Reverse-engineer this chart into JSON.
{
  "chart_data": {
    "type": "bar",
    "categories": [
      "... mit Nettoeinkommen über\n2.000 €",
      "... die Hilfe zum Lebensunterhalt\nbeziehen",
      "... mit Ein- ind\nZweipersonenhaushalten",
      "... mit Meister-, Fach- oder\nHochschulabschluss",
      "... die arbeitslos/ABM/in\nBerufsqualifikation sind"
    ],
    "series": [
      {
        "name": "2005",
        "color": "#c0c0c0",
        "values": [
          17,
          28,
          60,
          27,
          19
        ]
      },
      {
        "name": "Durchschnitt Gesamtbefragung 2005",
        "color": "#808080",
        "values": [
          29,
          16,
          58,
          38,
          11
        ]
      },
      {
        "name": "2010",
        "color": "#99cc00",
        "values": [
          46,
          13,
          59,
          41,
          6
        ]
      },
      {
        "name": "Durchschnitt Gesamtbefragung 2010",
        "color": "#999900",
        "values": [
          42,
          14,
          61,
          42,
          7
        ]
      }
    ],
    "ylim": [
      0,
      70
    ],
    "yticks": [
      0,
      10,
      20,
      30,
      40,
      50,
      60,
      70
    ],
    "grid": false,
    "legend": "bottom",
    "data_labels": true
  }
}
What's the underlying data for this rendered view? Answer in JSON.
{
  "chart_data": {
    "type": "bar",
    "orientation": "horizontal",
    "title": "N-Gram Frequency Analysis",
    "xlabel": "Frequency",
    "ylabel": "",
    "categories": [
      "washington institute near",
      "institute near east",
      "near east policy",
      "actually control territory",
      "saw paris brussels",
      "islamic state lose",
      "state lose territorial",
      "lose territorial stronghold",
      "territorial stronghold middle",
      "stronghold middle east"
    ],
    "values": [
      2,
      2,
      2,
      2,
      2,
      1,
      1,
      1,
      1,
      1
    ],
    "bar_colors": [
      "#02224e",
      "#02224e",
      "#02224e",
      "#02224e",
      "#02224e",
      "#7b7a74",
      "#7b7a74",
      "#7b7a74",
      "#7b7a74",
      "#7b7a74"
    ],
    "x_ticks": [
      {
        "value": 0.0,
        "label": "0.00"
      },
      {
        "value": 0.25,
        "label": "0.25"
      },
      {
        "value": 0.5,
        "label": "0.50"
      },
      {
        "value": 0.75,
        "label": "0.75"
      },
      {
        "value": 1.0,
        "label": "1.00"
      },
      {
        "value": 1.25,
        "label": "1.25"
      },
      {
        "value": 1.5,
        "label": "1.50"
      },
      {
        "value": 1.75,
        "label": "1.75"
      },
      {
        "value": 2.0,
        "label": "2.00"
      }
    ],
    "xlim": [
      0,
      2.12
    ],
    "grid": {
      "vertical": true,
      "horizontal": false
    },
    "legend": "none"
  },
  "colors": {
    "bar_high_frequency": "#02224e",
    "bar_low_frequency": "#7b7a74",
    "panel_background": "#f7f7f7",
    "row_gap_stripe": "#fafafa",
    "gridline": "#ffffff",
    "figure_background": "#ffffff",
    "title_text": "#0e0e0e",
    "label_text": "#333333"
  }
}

Given exercise: Set down each entry again, unchanged.

Result of this exercise:
Reverse-engineer this chart into JSON.
{
  "chart_data": {
    "type": "bar",
    "categories": [
      "... mit Nettoeinkommen über\n2.000 €",
      "... die Hilfe zum Lebensunterhalt\nbeziehen",
      "... mit Ein- ind\nZweipersonenhaushalten",
      "... mit Meister-, Fach- oder\nHochschulabschluss",
      "... die arbeitslos/ABM/in\nBerufsqualifikation sind"
    ],
    "series": [
      {
        "name": "2005",
        "color": "#c0c0c0",
        "values": [
          17,
          28,
          60,
          27,
          19
        ]
      },
      {
        "name": "Durchschnitt Gesamtbefragung 2005",
        "color": "#808080",
        "values": [
          29,
          16,
          58,
          38,
          11
        ]
      },
      {
        "name": "2010",
        "color": "#99cc00",
        "values": [
          46,
          13,
          59,
          41,
          6
        ]
      },
      {
        "name": "Durchschnitt Gesamtbefragung 2010",
        "color": "#999900",
        "values": [
          42,
          14,
          61,
          42,
          7
        ]
      }
    ],
    "ylim": [
      0,
      70
    ],
    "yticks": [
      0,
      10,
      20,
      30,
      40,
      50,
      60,
      70
    ],
    "grid": false,
    "legend": "bottom",
    "data_labels": true
  }
}
What's the underlying data for this rendered view? Answer in JSON.
{
  "chart_data": {
    "type": "bar",
    "orientation": "horizontal",
    "title": "N-Gram Frequency Analysis",
    "xlabel": "Frequency",
    "ylabel": "",
    "categories": [
      "washington institute near",
      "institute near east",
      "near east policy",
      "actually control territory",
      "saw paris brussels",
      "islamic state lose",
      "state lose territorial",
      "lose territorial stronghold",
      "territorial stronghold middle",
      "stronghold middle east"
    ],
    "values": [
      2,
      2,
      2,
      2,
      2,
      1,
      1,
      1,
      1,
      1
    ],
    "bar_colors": [
      "#02224e",
      "#02224e",
      "#02224e",
      "#02224e",
      "#02224e",
      "#7b7a74",
      "#7b7a74",
      "#7b7a74",
      "#7b7a74",
      "#7b7a74"
    ],
    "x_ticks": [
      {
        "value": 0.0,
        "label": "0.00"
      },
      {
        "value": 0.25,
        "label": "0.25"
      },
      {
        "value": 0.5,
        "label": "0.50"
      },
      {
        "value": 0.75,
        "label": "0.75"
      },
      {
        "value": 1.0,
        "label": "1.00"
      },
      {
        "value": 1.25,
        "label": "1.25"
      },
      {
        "value": 1.5,
        "label": "1.50"
      },
      {
        "value": 1.75,
        "label": "1.75"
      },
      {
        "value": 2.0,
        "label": "2.00"
      }
    ],
    "xlim": [
      0,
      2.12
    ],
    "grid": {
      "vertical": true,
      "horizontal": false
    },
    "legend": "none"
  },
  "colors": {
    "bar_high_frequency": "#02224e",
    "bar_low_frequency": "#7b7a74",
    "panel_background": "#f7f7f7",
    "row_gap_stripe": "#fafafa",
    "gridline": "#ffffff",
    "figure_background": "#ffffff",
    "title_text": "#0e0e0e",
    "label_text": "#333333"
  }
}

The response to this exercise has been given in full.